Instructions to follow
Check every line below for the word "JSON" and show those that hold it.

Records

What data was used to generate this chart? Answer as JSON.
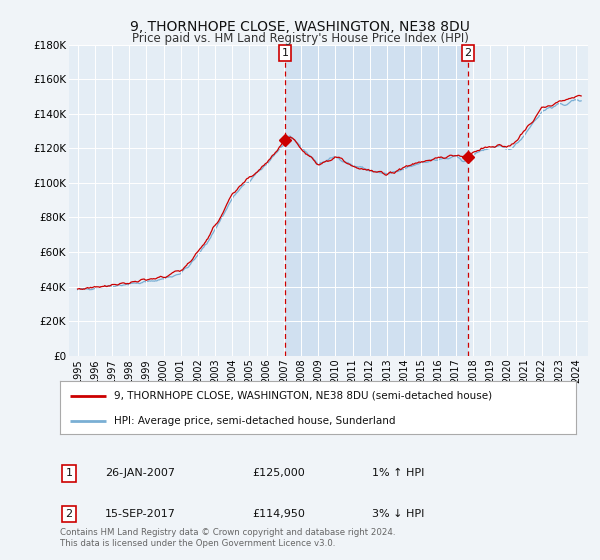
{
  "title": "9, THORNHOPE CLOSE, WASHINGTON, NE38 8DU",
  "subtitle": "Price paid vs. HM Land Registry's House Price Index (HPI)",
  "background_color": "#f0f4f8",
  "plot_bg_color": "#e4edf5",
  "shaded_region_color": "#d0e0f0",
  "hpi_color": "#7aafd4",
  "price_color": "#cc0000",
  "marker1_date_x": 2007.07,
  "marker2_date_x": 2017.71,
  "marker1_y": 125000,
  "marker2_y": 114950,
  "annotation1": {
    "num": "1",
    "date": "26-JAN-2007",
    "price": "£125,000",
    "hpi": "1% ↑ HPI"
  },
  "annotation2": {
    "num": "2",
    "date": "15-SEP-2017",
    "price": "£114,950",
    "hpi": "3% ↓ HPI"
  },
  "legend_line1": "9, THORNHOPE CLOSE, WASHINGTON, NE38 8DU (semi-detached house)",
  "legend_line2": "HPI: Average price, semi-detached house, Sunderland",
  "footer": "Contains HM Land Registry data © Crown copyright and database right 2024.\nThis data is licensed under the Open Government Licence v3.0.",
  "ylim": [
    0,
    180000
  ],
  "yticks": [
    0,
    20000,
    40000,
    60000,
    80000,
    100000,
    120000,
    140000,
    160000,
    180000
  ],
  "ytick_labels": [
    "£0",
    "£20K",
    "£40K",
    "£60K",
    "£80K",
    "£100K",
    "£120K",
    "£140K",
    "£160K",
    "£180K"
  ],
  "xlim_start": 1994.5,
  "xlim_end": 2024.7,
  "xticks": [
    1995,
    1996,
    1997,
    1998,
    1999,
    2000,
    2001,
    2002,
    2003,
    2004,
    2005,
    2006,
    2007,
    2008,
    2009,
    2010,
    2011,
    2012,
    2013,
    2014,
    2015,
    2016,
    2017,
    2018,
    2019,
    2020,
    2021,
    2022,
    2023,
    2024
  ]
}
==
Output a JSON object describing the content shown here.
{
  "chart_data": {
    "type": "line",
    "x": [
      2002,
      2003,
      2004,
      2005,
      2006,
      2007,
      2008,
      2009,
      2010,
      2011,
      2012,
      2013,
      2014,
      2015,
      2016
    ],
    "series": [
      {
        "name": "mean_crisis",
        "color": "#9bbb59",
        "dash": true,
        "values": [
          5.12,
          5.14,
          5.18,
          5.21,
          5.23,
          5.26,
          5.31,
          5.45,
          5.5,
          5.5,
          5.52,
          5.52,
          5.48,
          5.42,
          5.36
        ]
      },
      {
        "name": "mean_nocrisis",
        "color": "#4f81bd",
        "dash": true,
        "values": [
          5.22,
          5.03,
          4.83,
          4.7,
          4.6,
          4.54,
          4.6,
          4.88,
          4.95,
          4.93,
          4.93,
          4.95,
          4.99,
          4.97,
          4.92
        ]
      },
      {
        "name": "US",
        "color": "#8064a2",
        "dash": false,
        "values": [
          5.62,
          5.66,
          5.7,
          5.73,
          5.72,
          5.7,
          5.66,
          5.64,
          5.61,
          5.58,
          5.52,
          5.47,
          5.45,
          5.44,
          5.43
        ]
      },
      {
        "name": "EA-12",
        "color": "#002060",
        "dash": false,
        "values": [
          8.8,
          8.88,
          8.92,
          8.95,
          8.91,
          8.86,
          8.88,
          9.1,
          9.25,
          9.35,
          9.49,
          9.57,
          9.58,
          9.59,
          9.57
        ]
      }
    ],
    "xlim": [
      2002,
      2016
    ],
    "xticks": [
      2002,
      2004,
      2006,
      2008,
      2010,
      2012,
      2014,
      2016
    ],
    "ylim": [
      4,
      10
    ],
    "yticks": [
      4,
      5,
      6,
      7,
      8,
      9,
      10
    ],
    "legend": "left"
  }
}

Full response
What data was used to generate this chart? Answer as JSON.
Output a JSON object describing the content shown here.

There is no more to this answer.